Records to process:
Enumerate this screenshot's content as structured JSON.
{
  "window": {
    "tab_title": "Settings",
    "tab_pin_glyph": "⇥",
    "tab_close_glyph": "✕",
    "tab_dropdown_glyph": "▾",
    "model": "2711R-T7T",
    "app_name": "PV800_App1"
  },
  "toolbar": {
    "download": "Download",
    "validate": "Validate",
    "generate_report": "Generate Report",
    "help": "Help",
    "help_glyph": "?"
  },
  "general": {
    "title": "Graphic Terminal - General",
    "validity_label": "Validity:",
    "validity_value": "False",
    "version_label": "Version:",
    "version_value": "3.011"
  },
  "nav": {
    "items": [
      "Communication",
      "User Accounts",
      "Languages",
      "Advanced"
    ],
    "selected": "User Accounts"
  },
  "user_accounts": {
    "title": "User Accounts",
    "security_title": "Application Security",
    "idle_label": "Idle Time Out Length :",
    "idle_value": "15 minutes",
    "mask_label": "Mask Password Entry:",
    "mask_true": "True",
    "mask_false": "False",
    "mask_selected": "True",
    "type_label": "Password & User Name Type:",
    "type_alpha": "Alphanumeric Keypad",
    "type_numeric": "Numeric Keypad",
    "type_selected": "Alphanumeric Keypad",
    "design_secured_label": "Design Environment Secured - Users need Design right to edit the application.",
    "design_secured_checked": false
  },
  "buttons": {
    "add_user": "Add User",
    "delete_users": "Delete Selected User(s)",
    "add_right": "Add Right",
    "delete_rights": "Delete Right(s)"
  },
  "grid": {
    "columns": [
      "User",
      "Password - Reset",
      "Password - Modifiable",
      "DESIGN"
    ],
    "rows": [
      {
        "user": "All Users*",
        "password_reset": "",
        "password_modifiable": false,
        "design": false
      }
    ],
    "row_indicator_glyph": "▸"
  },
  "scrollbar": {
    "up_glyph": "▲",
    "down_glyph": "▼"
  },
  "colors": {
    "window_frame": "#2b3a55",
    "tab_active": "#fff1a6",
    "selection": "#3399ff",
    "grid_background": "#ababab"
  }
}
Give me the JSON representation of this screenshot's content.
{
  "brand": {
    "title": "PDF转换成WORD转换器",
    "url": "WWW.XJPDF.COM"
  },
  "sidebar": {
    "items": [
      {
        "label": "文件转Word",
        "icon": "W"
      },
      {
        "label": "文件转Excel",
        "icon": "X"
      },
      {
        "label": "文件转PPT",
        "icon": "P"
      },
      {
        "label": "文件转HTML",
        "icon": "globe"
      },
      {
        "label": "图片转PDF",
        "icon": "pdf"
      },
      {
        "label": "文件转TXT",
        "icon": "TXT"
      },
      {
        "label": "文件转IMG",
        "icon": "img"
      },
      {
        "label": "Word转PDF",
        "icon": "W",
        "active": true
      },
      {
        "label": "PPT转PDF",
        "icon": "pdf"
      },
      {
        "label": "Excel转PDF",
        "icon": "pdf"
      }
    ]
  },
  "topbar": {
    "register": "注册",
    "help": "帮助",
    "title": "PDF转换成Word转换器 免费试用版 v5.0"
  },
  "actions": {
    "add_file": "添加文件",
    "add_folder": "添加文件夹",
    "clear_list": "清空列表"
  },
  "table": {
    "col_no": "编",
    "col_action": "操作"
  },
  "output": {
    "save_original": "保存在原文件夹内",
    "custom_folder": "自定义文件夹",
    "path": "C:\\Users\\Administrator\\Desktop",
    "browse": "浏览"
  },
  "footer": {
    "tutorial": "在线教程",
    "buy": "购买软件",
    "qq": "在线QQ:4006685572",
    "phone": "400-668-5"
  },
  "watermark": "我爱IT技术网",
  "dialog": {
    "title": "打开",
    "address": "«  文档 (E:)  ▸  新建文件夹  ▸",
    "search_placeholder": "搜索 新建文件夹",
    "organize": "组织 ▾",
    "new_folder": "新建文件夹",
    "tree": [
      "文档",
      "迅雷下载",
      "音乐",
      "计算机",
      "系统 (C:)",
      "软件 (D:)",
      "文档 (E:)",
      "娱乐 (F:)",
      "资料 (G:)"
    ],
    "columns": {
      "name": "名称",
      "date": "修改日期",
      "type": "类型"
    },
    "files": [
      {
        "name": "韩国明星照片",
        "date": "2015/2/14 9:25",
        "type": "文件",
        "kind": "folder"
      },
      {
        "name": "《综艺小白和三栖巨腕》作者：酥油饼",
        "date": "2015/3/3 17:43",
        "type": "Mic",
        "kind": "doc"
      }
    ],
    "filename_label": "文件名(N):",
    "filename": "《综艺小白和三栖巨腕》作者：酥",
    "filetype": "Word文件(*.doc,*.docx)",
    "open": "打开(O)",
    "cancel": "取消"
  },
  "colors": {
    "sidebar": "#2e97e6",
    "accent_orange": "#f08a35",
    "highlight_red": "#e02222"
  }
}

==

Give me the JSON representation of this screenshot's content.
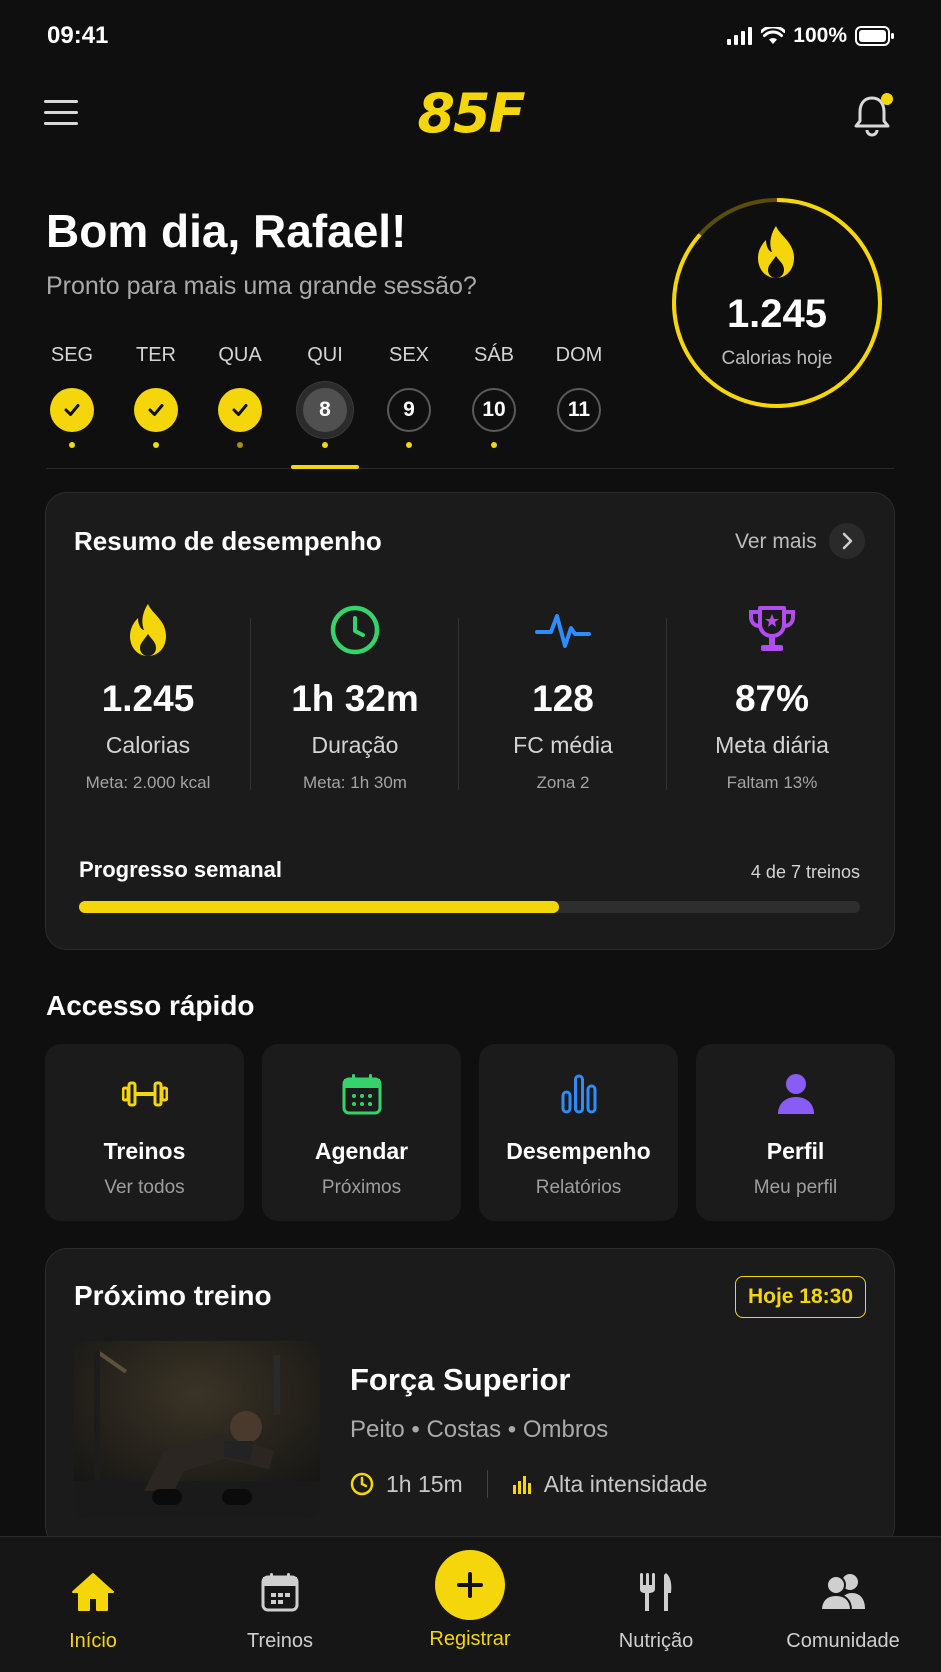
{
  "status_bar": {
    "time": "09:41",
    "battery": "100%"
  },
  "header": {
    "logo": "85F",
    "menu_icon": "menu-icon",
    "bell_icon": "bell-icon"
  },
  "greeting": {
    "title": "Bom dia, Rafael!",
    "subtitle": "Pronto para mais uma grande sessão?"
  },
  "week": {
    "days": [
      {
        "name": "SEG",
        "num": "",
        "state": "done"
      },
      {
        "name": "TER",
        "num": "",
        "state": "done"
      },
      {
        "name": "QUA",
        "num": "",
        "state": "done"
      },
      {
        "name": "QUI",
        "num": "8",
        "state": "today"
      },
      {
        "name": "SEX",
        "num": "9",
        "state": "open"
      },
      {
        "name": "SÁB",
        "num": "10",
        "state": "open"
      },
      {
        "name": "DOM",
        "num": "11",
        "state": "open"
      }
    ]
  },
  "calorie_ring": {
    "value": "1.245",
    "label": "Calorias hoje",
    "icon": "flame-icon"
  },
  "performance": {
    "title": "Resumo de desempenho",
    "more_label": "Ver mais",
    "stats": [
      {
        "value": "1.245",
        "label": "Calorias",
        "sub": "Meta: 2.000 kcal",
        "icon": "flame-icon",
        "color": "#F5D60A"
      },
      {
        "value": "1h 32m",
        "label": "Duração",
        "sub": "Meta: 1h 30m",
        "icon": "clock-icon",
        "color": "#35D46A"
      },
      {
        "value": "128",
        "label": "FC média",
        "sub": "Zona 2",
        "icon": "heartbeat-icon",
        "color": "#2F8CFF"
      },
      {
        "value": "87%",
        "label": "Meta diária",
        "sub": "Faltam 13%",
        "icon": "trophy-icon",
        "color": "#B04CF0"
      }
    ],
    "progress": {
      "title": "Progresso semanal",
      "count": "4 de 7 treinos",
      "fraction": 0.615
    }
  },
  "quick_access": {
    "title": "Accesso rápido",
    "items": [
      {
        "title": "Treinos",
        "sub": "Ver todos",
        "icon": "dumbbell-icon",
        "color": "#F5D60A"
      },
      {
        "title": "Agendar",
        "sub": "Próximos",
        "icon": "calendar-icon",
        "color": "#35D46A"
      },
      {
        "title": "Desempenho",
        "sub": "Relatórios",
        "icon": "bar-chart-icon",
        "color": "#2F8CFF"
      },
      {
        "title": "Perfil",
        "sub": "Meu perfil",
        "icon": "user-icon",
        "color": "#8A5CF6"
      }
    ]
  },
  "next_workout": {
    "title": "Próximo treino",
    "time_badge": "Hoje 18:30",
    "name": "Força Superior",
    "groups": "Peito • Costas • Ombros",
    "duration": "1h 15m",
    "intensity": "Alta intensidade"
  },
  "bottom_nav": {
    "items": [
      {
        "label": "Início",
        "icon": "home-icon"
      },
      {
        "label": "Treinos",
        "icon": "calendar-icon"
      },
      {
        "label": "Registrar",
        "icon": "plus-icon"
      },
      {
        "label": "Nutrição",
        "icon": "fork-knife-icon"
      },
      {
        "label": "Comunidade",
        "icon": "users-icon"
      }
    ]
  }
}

Direction: Go through the listing above and locate each line that holds the word "Delete". Copy those lines.

Task output:
    "delete_users": "Delete Selected User(s)",
    "delete_rights": "Delete Right(s)"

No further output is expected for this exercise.